MATERIAL FOR THIS TASK -
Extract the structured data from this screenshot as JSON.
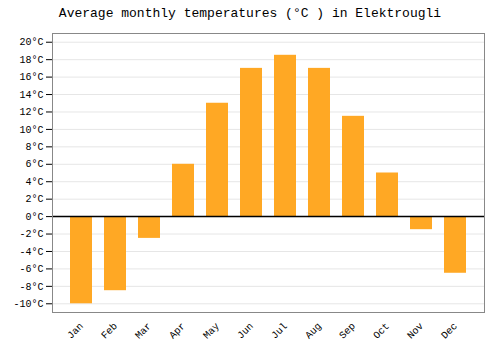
{
  "chart_data": {
    "type": "bar",
    "title": "Average monthly temperatures (°C ) in Elektrougli",
    "categories": [
      "Jan",
      "Feb",
      "Mar",
      "Apr",
      "May",
      "Jun",
      "Jul",
      "Aug",
      "Sep",
      "Oct",
      "Nov",
      "Dec"
    ],
    "values": [
      -10,
      -8.5,
      -2.5,
      6,
      13,
      17,
      18.5,
      17,
      11.5,
      5,
      -1.5,
      -6.5
    ],
    "color": "#FFA824",
    "ylim": [
      -11,
      21
    ],
    "yticks": [
      {
        "value": -10,
        "label": "-10°C"
      },
      {
        "value": -8,
        "label": "-8°C"
      },
      {
        "value": -6,
        "label": "-6°C"
      },
      {
        "value": -4,
        "label": "-4°C"
      },
      {
        "value": -2,
        "label": "-2°C"
      },
      {
        "value": 0,
        "label": "0°C"
      },
      {
        "value": 2,
        "label": "2°C"
      },
      {
        "value": 4,
        "label": "4°C"
      },
      {
        "value": 6,
        "label": "6°C"
      },
      {
        "value": 8,
        "label": "8°C"
      },
      {
        "value": 10,
        "label": "10°C"
      },
      {
        "value": 12,
        "label": "12°C"
      },
      {
        "value": 14,
        "label": "14°C"
      },
      {
        "value": 16,
        "label": "16°C"
      },
      {
        "value": 18,
        "label": "18°C"
      },
      {
        "value": 20,
        "label": "20°C"
      }
    ],
    "grid": true
  }
}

EXERCISE DETAILS -
Quote every record above exactly, leaving out the pictures.

RESULT -
Extract the structured data from this screenshot as JSON.
{
  "chart_data": {
    "type": "bar",
    "title": "Average monthly temperatures (°C ) in Elektrougli",
    "categories": [
      "Jan",
      "Feb",
      "Mar",
      "Apr",
      "May",
      "Jun",
      "Jul",
      "Aug",
      "Sep",
      "Oct",
      "Nov",
      "Dec"
    ],
    "values": [
      -10,
      -8.5,
      -2.5,
      6,
      13,
      17,
      18.5,
      17,
      11.5,
      5,
      -1.5,
      -6.5
    ],
    "color": "#FFA824",
    "ylim": [
      -11,
      21
    ],
    "yticks": [
      {
        "value": -10,
        "label": "-10°C"
      },
      {
        "value": -8,
        "label": "-8°C"
      },
      {
        "value": -6,
        "label": "-6°C"
      },
      {
        "value": -4,
        "label": "-4°C"
      },
      {
        "value": -2,
        "label": "-2°C"
      },
      {
        "value": 0,
        "label": "0°C"
      },
      {
        "value": 2,
        "label": "2°C"
      },
      {
        "value": 4,
        "label": "4°C"
      },
      {
        "value": 6,
        "label": "6°C"
      },
      {
        "value": 8,
        "label": "8°C"
      },
      {
        "value": 10,
        "label": "10°C"
      },
      {
        "value": 12,
        "label": "12°C"
      },
      {
        "value": 14,
        "label": "14°C"
      },
      {
        "value": 16,
        "label": "16°C"
      },
      {
        "value": 18,
        "label": "18°C"
      },
      {
        "value": 20,
        "label": "20°C"
      }
    ],
    "grid": true
  }
}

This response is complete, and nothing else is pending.